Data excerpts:
########################################

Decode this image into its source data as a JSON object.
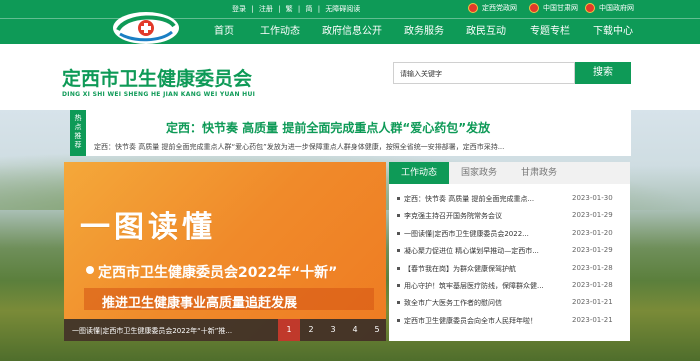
{
  "utility_links": [
    "登录",
    "|",
    "注册",
    "|",
    "繁",
    "|",
    "简",
    "|",
    "无障碍阅读"
  ],
  "gov_links": [
    "定西党政网",
    "中国甘肃网",
    "中国政府网"
  ],
  "nav": [
    "首页",
    "工作动态",
    "政府信息公开",
    "政务服务",
    "政民互动",
    "专题专栏",
    "下载中心"
  ],
  "site": {
    "title": "定西市卫生健康委员会",
    "pinyin": "DING XI SHI WEI SHENG HE JIAN KANG WEI YUAN HUI"
  },
  "search": {
    "placeholder": "请输入关键字",
    "button": "搜索"
  },
  "headline": {
    "tag": [
      "热",
      "点",
      "推",
      "荐"
    ],
    "title": "定西：快节奏 高质量 提前全面完成重点人群“爱心药包”发放",
    "summary": "定西：快节奏 高质量 提前全面完成重点人群“爱心药包”发放为进一步保障重点人群身体健康，按照全省统一安排部署，定西市采持..."
  },
  "slider": {
    "heading": "一图读懂",
    "line1": "定西市卫生健康委员会2022年“十新”",
    "line2": "推进卫生健康事业高质量追赶发展",
    "caption": "一图读懂|定西市卫生健康委员会2022年“十新”推...",
    "pages": [
      "1",
      "2",
      "3",
      "4",
      "5"
    ]
  },
  "news": {
    "tabs": [
      "工作动态",
      "国家政务",
      "甘肃政务"
    ],
    "items": [
      {
        "title": "定西：快节奏 高质量 提前全面完成重点...",
        "date": "2023-01-30"
      },
      {
        "title": "李克强主持召开国务院常务会议",
        "date": "2023-01-29"
      },
      {
        "title": "一图读懂|定西市卫生健康委员会2022...",
        "date": "2023-01-20"
      },
      {
        "title": "凝心聚力促进位 精心谋划早推动—定西市...",
        "date": "2023-01-29"
      },
      {
        "title": "【春节我在岗】为群众健康保驾护航",
        "date": "2023-01-28"
      },
      {
        "title": "用心守护！筑牢基层医疗防线，保障群众健...",
        "date": "2023-01-28"
      },
      {
        "title": "致全市广大医务工作者的慰问信",
        "date": "2023-01-21"
      },
      {
        "title": "定西市卫生健康委员会向全市人民拜年啦！",
        "date": "2023-01-21"
      }
    ]
  },
  "colors": {
    "brand_green": "#0e9a57",
    "active_page": "#c0392b",
    "slider_orange": "#f08a2a"
  }
}
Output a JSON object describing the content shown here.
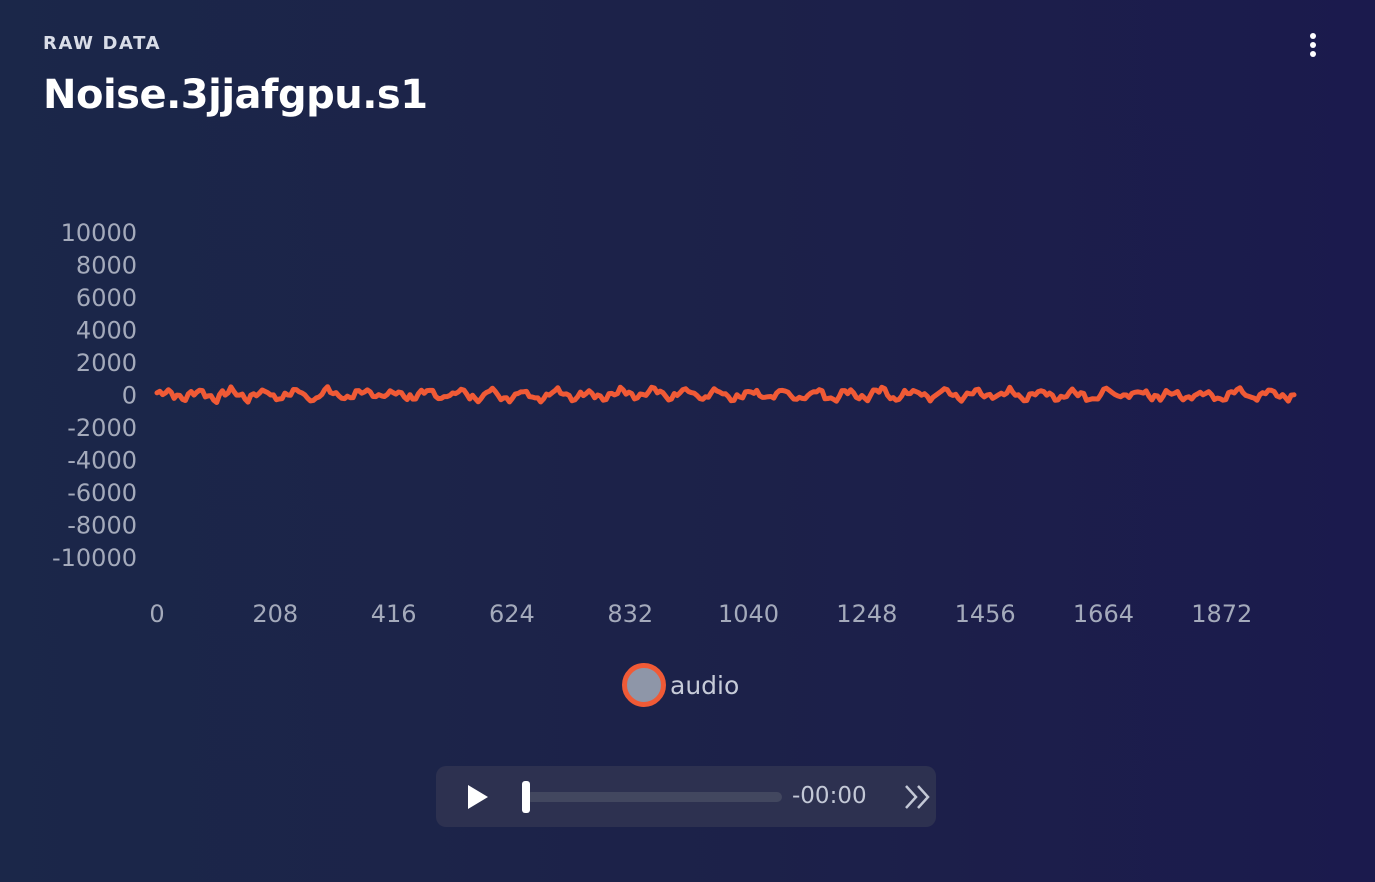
{
  "header": {
    "eyebrow": "RAW DATA",
    "title": "Noise.3jjafgpu.s1",
    "menu_icon": "more-vertical-icon"
  },
  "chart_data": {
    "type": "line",
    "y_ticks": [
      "10000",
      "8000",
      "6000",
      "4000",
      "2000",
      "0",
      "-2000",
      "-4000",
      "-6000",
      "-8000",
      "-10000"
    ],
    "x_ticks": [
      "0",
      "208",
      "416",
      "624",
      "832",
      "1040",
      "1248",
      "1456",
      "1664",
      "1872"
    ],
    "xlim": [
      0,
      1999
    ],
    "ylim": [
      -10000,
      10000
    ],
    "series": [
      {
        "name": "audio",
        "color": "#f05a36"
      }
    ],
    "legend_position": "bottom-center"
  },
  "legend": {
    "label": "audio"
  },
  "player": {
    "play_icon": "play-icon",
    "time": "-00:00",
    "speed_icon": "fast-forward-icon",
    "progress": 0
  },
  "colors": {
    "series": "#f05a36",
    "tick_text": "#a4aabb",
    "player_bg": "#2d3150"
  }
}
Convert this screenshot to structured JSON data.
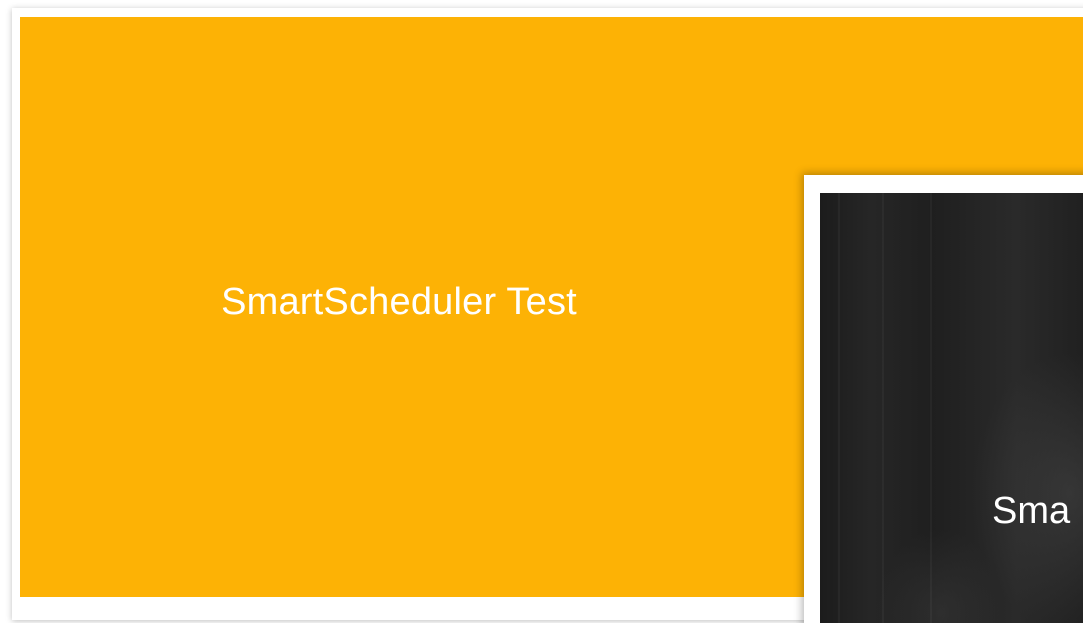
{
  "slides": [
    {
      "title": "SmartScheduler Test",
      "background": "#fdb205",
      "text_color": "#ffffff"
    },
    {
      "title": "Sma",
      "background": "#1f1f1f",
      "text_color": "#ffffff"
    }
  ]
}
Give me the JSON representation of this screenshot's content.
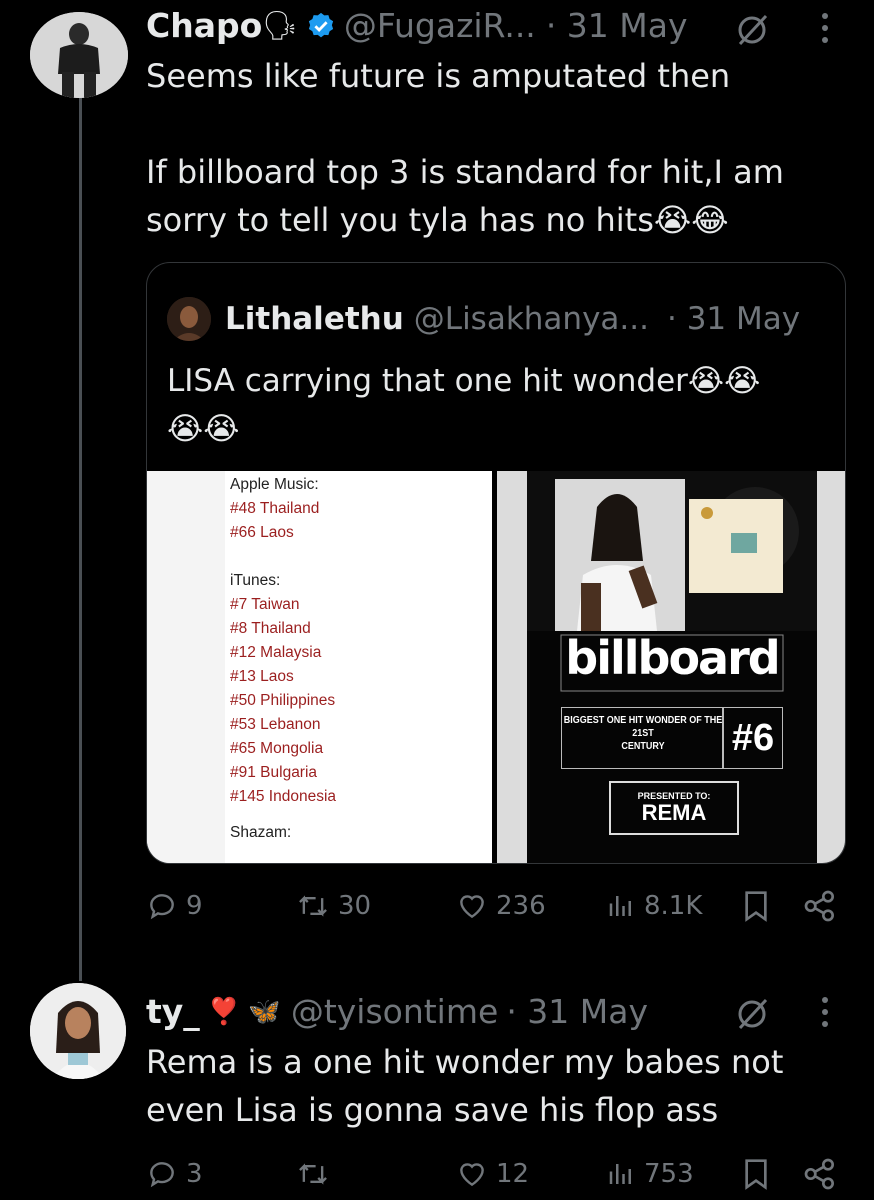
{
  "tweet1": {
    "name": "Chapo",
    "name_emoji": "🗣",
    "handle": "@FugaziR...",
    "date": "· 31 May",
    "text_line1": "Seems like future is amputated then",
    "text_line2": "If billboard top 3 is standard for hit,I am",
    "text_line3": "sorry to tell you tyla has no hits😭😂",
    "quote": {
      "name": "Lithalethu",
      "handle": "@Lisakhanya...",
      "date": "· 31 May",
      "text_line1": "LISA carrying that one hit wonder😭😭",
      "text_line2": "😭😭",
      "chart_list": {
        "apple_header": "Apple Music:",
        "apple_items": [
          "#48 Thailand",
          "#66 Laos"
        ],
        "itunes_header": "iTunes:",
        "itunes_items": [
          "#7 Taiwan",
          "#8 Thailand",
          "#12 Malaysia",
          "#13 Laos",
          "#50 Philippines",
          "#53 Lebanon",
          "#65 Mongolia",
          "#91 Bulgaria",
          "#145 Indonesia"
        ],
        "shazam_header": "Shazam:"
      },
      "billboard": {
        "logo": "billboard",
        "award_line1": "BIGGEST ONE HIT WONDER OF THE 21ST",
        "award_line2": "CENTURY",
        "rank": "#6",
        "presented_label": "PRESENTED TO:",
        "presented_name": "REMA"
      }
    },
    "actions": {
      "replies": "9",
      "retweets": "30",
      "likes": "236",
      "views": "8.1K"
    }
  },
  "tweet2": {
    "name": "ty_",
    "name_emoji": "❣️ 🦋",
    "handle": "@tyisontime",
    "date": "· 31 May",
    "text_line1": "Rema is a one hit wonder my babes not",
    "text_line2": "even Lisa is gonna save his flop ass",
    "actions": {
      "replies": "3",
      "retweets": "",
      "likes": "12",
      "views": "753"
    }
  },
  "colors": {
    "background": "#000000",
    "text": "#e7e9ea",
    "muted": "#71767b",
    "verified": "#1d9bf0",
    "list_red": "#9b1f1f"
  },
  "icons": [
    "grok-slash-icon",
    "more-icon",
    "reply-icon",
    "retweet-icon",
    "like-icon",
    "views-icon",
    "bookmark-icon",
    "share-icon",
    "verified-icon"
  ]
}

########################################

Without the pictures, return all the records precisely as they stand.

Decode this image into its source data as a JSON object.
{
  "utility_links": [
    "登录",
    "|",
    "注册",
    "|",
    "繁",
    "|",
    "简",
    "|",
    "无障碍阅读"
  ],
  "gov_links": [
    "定西党政网",
    "中国甘肃网",
    "中国政府网"
  ],
  "nav": [
    "首页",
    "工作动态",
    "政府信息公开",
    "政务服务",
    "政民互动",
    "专题专栏",
    "下载中心"
  ],
  "site": {
    "title": "定西市卫生健康委员会",
    "pinyin": "DING XI SHI WEI SHENG HE JIAN KANG WEI YUAN HUI"
  },
  "search": {
    "placeholder": "请输入关键字",
    "button": "搜索"
  },
  "headline": {
    "tag": [
      "热",
      "点",
      "推",
      "荐"
    ],
    "title": "定西：快节奏 高质量 提前全面完成重点人群“爱心药包”发放",
    "summary": "定西：快节奏 高质量 提前全面完成重点人群“爱心药包”发放为进一步保障重点人群身体健康，按照全省统一安排部署，定西市采持..."
  },
  "slider": {
    "heading": "一图读懂",
    "line1": "定西市卫生健康委员会2022年“十新”",
    "line2": "推进卫生健康事业高质量追赶发展",
    "caption": "一图读懂|定西市卫生健康委员会2022年“十新”推...",
    "pages": [
      "1",
      "2",
      "3",
      "4",
      "5"
    ]
  },
  "news": {
    "tabs": [
      "工作动态",
      "国家政务",
      "甘肃政务"
    ],
    "items": [
      {
        "title": "定西：快节奏 高质量 提前全面完成重点...",
        "date": "2023-01-30"
      },
      {
        "title": "李克强主持召开国务院常务会议",
        "date": "2023-01-29"
      },
      {
        "title": "一图读懂|定西市卫生健康委员会2022...",
        "date": "2023-01-20"
      },
      {
        "title": "凝心聚力促进位 精心谋划早推动—定西市...",
        "date": "2023-01-29"
      },
      {
        "title": "【春节我在岗】为群众健康保驾护航",
        "date": "2023-01-28"
      },
      {
        "title": "用心守护！筑牢基层医疗防线，保障群众健...",
        "date": "2023-01-28"
      },
      {
        "title": "致全市广大医务工作者的慰问信",
        "date": "2023-01-21"
      },
      {
        "title": "定西市卫生健康委员会向全市人民拜年啦！",
        "date": "2023-01-21"
      }
    ]
  },
  "colors": {
    "brand_green": "#0e9a57",
    "active_page": "#c0392b",
    "slider_orange": "#f08a2a"
  }
}
Output a JSON object describing the content shown here.
{
  "header": {
    "eyebrow": "RAW DATA",
    "title": "Noise.3jjafgpu.s1",
    "menu_icon": "more-vertical-icon"
  },
  "chart_data": {
    "type": "line",
    "y_ticks": [
      "10000",
      "8000",
      "6000",
      "4000",
      "2000",
      "0",
      "-2000",
      "-4000",
      "-6000",
      "-8000",
      "-10000"
    ],
    "x_ticks": [
      "0",
      "208",
      "416",
      "624",
      "832",
      "1040",
      "1248",
      "1456",
      "1664",
      "1872"
    ],
    "xlim": [
      0,
      1999
    ],
    "ylim": [
      -10000,
      10000
    ],
    "series": [
      {
        "name": "audio",
        "color": "#f05a36"
      }
    ],
    "legend_position": "bottom-center"
  },
  "legend": {
    "label": "audio"
  },
  "player": {
    "play_icon": "play-icon",
    "time": "-00:00",
    "speed_icon": "fast-forward-icon",
    "progress": 0
  },
  "colors": {
    "series": "#f05a36",
    "tick_text": "#a4aabb",
    "player_bg": "#2d3150"
  }
}
Convert this screenshot to structured JSON data.
{
  "slides": [
    {
      "title": "SmartScheduler Test",
      "background": "#fdb205",
      "text_color": "#ffffff"
    },
    {
      "title": "Sma",
      "background": "#1f1f1f",
      "text_color": "#ffffff"
    }
  ]
}
Give me the JSON representation of this screenshot's content.
{
  "tweet1": {
    "name": "Chapo",
    "name_emoji": "🗣",
    "handle": "@FugaziR...",
    "date": "· 31 May",
    "text_line1": "Seems like future is amputated then",
    "text_line2": "If billboard top 3 is standard for hit,I am",
    "text_line3": "sorry to tell you tyla has no hits😭😂",
    "quote": {
      "name": "Lithalethu",
      "handle": "@Lisakhanya...",
      "date": "· 31 May",
      "text_line1": "LISA carrying that one hit wonder😭😭",
      "text_line2": "😭😭",
      "chart_list": {
        "apple_header": "Apple Music:",
        "apple_items": [
          "#48 Thailand",
          "#66 Laos"
        ],
        "itunes_header": "iTunes:",
        "itunes_items": [
          "#7 Taiwan",
          "#8 Thailand",
          "#12 Malaysia",
          "#13 Laos",
          "#50 Philippines",
          "#53 Lebanon",
          "#65 Mongolia",
          "#91 Bulgaria",
          "#145 Indonesia"
        ],
        "shazam_header": "Shazam:"
      },
      "billboard": {
        "logo": "billboard",
        "award_line1": "BIGGEST ONE HIT WONDER OF THE 21ST",
        "award_line2": "CENTURY",
        "rank": "#6",
        "presented_label": "PRESENTED TO:",
        "presented_name": "REMA"
      }
    },
    "actions": {
      "replies": "9",
      "retweets": "30",
      "likes": "236",
      "views": "8.1K"
    }
  },
  "tweet2": {
    "name": "ty_",
    "name_emoji": "❣️ 🦋",
    "handle": "@tyisontime",
    "date": "· 31 May",
    "text_line1": "Rema is a one hit wonder my babes not",
    "text_line2": "even Lisa is gonna save his flop ass",
    "actions": {
      "replies": "3",
      "retweets": "",
      "likes": "12",
      "views": "753"
    }
  },
  "colors": {
    "background": "#000000",
    "text": "#e7e9ea",
    "muted": "#71767b",
    "verified": "#1d9bf0",
    "list_red": "#9b1f1f"
  },
  "icons": [
    "grok-slash-icon",
    "more-icon",
    "reply-icon",
    "retweet-icon",
    "like-icon",
    "views-icon",
    "bookmark-icon",
    "share-icon",
    "verified-icon"
  ]
}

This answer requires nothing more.